Airport in South Dakota, United States

Hot Springs Municipal Airport is a city-owned public-use airport located five nautical miles (9 km) southeast of the central business district of Hot Springs, a city in Fall River County, South Dakota, United States. According to the FAA's National Plan of Integrated Airport Systems for 2009–2013, it is categorized as a general aviation facility.

Although many U.S. airports use the same three-letter location identifier for the FAA and IATA, this facility is assigned HSR by the FAA but has no designation from the IATA.

== Facilities and aircraft ==
Hot Springs Municipal Airport covers an area of 518 acre at an elevation of 3,150 feet (960 m) above mean sea level. It has two runways: 1/19 is 4,506 by 100 feet (1,373 x 30 m) with an asphalt pavement and 6/24 is 3,926 by 235 feet (1,197 x 72 m) with a turf surface.

For the 12-month period ending June 14, 2022, the airport had 6,820 aircraft operations, an average of 131 per week: 99% general aviation and 2% military. At that time there were 29 aircraft based at this airport: 23 single-engine and 6 glider.

Currently there are 33 aircraft based on the field with 29 single engine airplanes, 1 helicopter and three glider planes.
########################################
### Given request A
Repeat the passage on Hot Springs Municipal Airport word for word, starting with "Airport in South" and going on through "a turf surface.".
########################################
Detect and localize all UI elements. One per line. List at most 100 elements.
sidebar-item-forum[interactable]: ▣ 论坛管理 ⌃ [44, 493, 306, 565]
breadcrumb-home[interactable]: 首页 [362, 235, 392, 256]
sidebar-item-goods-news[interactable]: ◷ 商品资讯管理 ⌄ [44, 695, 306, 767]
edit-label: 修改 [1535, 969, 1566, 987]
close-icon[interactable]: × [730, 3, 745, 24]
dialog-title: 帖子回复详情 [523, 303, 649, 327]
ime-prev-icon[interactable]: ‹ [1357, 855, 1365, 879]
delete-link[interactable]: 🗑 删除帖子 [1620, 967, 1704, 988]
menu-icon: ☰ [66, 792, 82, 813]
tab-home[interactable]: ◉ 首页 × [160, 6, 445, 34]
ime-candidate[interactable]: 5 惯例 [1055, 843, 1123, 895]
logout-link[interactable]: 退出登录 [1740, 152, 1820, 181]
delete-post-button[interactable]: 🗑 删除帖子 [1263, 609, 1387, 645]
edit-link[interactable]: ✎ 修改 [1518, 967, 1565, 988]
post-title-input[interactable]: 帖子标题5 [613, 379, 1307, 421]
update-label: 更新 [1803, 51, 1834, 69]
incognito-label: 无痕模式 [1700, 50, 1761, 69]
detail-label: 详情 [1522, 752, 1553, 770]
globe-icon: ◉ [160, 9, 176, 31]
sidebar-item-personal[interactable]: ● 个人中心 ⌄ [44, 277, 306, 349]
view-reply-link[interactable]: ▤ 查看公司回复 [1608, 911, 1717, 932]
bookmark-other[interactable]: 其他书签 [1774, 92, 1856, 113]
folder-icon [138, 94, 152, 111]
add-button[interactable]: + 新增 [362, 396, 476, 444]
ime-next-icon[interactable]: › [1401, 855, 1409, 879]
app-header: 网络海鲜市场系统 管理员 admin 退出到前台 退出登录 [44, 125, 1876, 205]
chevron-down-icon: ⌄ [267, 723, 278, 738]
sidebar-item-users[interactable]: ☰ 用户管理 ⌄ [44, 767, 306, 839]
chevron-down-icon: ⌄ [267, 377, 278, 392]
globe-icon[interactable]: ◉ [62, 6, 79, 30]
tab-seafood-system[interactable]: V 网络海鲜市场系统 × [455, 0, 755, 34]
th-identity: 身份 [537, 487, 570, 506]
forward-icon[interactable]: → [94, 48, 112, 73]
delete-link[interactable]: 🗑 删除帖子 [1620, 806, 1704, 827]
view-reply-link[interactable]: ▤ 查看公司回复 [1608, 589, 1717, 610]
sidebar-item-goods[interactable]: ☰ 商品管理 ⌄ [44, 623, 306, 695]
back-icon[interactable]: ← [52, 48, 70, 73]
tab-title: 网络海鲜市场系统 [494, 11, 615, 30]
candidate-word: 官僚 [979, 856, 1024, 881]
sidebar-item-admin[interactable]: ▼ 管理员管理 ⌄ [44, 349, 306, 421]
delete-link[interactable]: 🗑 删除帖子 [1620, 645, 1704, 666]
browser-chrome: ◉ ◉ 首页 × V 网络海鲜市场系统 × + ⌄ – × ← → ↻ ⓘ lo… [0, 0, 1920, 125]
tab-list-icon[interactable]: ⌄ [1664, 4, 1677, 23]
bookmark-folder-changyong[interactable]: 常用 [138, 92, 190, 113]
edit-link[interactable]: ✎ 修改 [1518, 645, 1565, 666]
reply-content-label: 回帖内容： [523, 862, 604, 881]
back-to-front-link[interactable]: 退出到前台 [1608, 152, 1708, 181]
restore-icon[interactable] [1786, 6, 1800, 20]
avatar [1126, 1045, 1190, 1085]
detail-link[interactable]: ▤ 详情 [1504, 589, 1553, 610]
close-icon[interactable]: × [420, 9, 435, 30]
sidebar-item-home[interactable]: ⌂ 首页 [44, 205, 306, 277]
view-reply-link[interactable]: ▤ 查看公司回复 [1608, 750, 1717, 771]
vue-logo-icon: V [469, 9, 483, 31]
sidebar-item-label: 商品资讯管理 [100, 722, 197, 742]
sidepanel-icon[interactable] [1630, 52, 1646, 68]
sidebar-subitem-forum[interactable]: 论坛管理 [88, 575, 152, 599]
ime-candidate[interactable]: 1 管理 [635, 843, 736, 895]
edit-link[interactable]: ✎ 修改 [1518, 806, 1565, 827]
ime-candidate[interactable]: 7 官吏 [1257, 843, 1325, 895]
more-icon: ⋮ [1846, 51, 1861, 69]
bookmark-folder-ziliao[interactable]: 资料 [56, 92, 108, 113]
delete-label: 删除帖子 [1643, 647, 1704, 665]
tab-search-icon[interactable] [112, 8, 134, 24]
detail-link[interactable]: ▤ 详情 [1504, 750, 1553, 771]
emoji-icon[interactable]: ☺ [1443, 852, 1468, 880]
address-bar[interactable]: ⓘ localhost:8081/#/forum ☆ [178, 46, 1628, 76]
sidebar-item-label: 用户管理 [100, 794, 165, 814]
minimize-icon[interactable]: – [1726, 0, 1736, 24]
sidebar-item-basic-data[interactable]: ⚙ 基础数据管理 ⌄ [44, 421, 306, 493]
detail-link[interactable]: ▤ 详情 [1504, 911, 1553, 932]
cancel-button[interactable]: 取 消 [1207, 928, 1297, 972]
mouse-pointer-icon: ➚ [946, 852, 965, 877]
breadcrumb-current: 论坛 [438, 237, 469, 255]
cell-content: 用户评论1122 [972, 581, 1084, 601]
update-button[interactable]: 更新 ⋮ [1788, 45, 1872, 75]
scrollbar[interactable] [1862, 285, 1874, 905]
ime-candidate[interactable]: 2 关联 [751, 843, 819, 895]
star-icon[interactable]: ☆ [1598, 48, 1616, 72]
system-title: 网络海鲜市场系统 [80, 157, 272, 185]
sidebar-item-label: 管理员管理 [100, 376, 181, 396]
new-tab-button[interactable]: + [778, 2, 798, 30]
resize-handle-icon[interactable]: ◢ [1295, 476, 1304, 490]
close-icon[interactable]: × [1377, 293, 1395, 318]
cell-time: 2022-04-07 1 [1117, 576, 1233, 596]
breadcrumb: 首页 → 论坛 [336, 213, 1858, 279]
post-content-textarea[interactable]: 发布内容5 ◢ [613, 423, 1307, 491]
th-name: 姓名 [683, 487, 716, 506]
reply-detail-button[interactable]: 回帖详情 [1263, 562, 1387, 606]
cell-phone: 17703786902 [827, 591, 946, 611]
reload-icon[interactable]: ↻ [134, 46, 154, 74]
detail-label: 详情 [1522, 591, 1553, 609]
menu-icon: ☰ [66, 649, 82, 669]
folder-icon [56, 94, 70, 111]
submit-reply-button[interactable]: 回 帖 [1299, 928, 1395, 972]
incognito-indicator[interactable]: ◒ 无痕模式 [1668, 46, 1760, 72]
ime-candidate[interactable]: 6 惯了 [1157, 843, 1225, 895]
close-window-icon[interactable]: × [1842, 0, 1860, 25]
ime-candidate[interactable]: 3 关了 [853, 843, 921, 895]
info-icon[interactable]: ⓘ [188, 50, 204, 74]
########################################
### Given request B
Turn the records, from their first line through the line that contains "sidebar-item-goods-news[interactable]: ◷ 商品资讯管理", into a Markdown table with the columns Number and Record line, leaving out any blank lines.

### Complete response A
Airport in South Dakota, United States

Hot Springs Municipal Airport is a city-owned public-use airport located five nautical miles (9 km) southeast of the central business district of Hot Springs, a city in Fall River County, South Dakota, United States. According to the FAA's National Plan of Integrated Airport Systems for 2009–2013, it is categorized as a general aviation facility.

Although many U.S. airports use the same three-letter location identifier for the FAA and IATA, this facility is assigned HSR by the FAA but has no designation from the IATA.

== Facilities and aircraft ==
Hot Springs Municipal Airport covers an area of 518 acre at an elevation of 3,150 feet (960 m) above mean sea level. It has two runways: 1/19 is 4,506 by 100 feet (1,373 x 30 m) with an asphalt pavement and 6/24 is 3,926 by 235 feet (1,197 x 72 m) with a turf surface.

### Complete response B
| Number | Record line |
|---|---|
| 1 | Detect and localize all UI elements. One per line. List at most 100 elements. |
| 2 | sidebar-item-forum[interactable]: ▣ 论坛管理 ⌃ [44, 493, 306, 565] |
| 3 | breadcrumb-home[interactable]: 首页 [362, 235, 392, 256] |
| 4 | sidebar-item-goods-news[interactable]: ◷ 商品资讯管理 ⌄ [44, 695, 306, 767] |